* _WHAT TO PRODUCE_: Set down all of the data exactly as it appears.

..............................

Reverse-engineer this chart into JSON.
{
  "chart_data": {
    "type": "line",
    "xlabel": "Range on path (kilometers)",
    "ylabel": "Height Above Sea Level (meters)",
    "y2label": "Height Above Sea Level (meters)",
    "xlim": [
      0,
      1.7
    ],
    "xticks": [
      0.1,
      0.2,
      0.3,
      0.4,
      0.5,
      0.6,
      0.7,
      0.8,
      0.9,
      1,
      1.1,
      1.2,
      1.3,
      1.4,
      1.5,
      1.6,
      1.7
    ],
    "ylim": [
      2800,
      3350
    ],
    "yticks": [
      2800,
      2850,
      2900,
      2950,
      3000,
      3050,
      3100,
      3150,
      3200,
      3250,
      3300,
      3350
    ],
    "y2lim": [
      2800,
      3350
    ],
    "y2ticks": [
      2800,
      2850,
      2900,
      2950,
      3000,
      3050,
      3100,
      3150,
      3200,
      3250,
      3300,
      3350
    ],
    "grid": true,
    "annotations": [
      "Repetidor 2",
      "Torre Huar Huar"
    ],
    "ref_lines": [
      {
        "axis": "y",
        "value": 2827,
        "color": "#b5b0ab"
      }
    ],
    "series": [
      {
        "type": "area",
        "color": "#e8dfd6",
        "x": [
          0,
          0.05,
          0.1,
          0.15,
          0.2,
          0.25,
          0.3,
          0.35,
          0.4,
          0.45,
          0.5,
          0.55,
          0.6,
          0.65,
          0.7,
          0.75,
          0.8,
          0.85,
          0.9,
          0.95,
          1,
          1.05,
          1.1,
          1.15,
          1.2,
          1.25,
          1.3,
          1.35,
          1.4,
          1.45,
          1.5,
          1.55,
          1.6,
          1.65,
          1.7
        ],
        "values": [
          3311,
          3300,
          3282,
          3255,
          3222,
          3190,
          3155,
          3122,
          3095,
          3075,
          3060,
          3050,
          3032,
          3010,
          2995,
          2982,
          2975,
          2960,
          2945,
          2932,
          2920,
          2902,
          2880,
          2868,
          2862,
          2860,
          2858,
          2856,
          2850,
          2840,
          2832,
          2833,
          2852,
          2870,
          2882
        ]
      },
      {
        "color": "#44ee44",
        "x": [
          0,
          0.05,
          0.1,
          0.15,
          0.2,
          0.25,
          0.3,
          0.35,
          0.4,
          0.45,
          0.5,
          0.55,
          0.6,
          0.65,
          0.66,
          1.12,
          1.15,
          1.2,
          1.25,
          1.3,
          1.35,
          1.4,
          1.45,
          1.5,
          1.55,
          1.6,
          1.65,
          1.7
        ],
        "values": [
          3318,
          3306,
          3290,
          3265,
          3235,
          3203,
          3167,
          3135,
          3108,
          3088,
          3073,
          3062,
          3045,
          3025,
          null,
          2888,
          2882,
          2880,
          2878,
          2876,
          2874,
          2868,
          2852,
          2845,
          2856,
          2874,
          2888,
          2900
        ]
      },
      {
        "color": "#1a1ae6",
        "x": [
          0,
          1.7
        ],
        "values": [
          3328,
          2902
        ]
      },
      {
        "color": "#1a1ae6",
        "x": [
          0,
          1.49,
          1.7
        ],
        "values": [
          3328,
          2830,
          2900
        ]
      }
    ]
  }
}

..............................

* _ANSWER IN FULL_:
Reverse-engineer this chart into JSON.
{
  "chart_data": {
    "type": "line",
    "xlabel": "Range on path (kilometers)",
    "ylabel": "Height Above Sea Level (meters)",
    "y2label": "Height Above Sea Level (meters)",
    "xlim": [
      0,
      1.7
    ],
    "xticks": [
      0.1,
      0.2,
      0.3,
      0.4,
      0.5,
      0.6,
      0.7,
      0.8,
      0.9,
      1,
      1.1,
      1.2,
      1.3,
      1.4,
      1.5,
      1.6,
      1.7
    ],
    "ylim": [
      2800,
      3350
    ],
    "yticks": [
      2800,
      2850,
      2900,
      2950,
      3000,
      3050,
      3100,
      3150,
      3200,
      3250,
      3300,
      3350
    ],
    "y2lim": [
      2800,
      3350
    ],
    "y2ticks": [
      2800,
      2850,
      2900,
      2950,
      3000,
      3050,
      3100,
      3150,
      3200,
      3250,
      3300,
      3350
    ],
    "grid": true,
    "annotations": [
      "Repetidor 2",
      "Torre Huar Huar"
    ],
    "ref_lines": [
      {
        "axis": "y",
        "value": 2827,
        "color": "#b5b0ab"
      }
    ],
    "series": [
      {
        "type": "area",
        "color": "#e8dfd6",
        "x": [
          0,
          0.05,
          0.1,
          0.15,
          0.2,
          0.25,
          0.3,
          0.35,
          0.4,
          0.45,
          0.5,
          0.55,
          0.6,
          0.65,
          0.7,
          0.75,
          0.8,
          0.85,
          0.9,
          0.95,
          1,
          1.05,
          1.1,
          1.15,
          1.2,
          1.25,
          1.3,
          1.35,
          1.4,
          1.45,
          1.5,
          1.55,
          1.6,
          1.65,
          1.7
        ],
        "values": [
          3311,
          3300,
          3282,
          3255,
          3222,
          3190,
          3155,
          3122,
          3095,
          3075,
          3060,
          3050,
          3032,
          3010,
          2995,
          2982,
          2975,
          2960,
          2945,
          2932,
          2920,
          2902,
          2880,
          2868,
          2862,
          2860,
          2858,
          2856,
          2850,
          2840,
          2832,
          2833,
          2852,
          2870,
          2882
        ]
      },
      {
        "color": "#44ee44",
        "x": [
          0,
          0.05,
          0.1,
          0.15,
          0.2,
          0.25,
          0.3,
          0.35,
          0.4,
          0.45,
          0.5,
          0.55,
          0.6,
          0.65,
          0.66,
          1.12,
          1.15,
          1.2,
          1.25,
          1.3,
          1.35,
          1.4,
          1.45,
          1.5,
          1.55,
          1.6,
          1.65,
          1.7
        ],
        "values": [
          3318,
          3306,
          3290,
          3265,
          3235,
          3203,
          3167,
          3135,
          3108,
          3088,
          3073,
          3062,
          3045,
          3025,
          null,
          2888,
          2882,
          2880,
          2878,
          2876,
          2874,
          2868,
          2852,
          2845,
          2856,
          2874,
          2888,
          2900
        ]
      },
      {
        "color": "#1a1ae6",
        "x": [
          0,
          1.7
        ],
        "values": [
          3328,
          2902
        ]
      },
      {
        "color": "#1a1ae6",
        "x": [
          0,
          1.49,
          1.7
        ],
        "values": [
          3328,
          2830,
          2900
        ]
      }
    ]
  }
}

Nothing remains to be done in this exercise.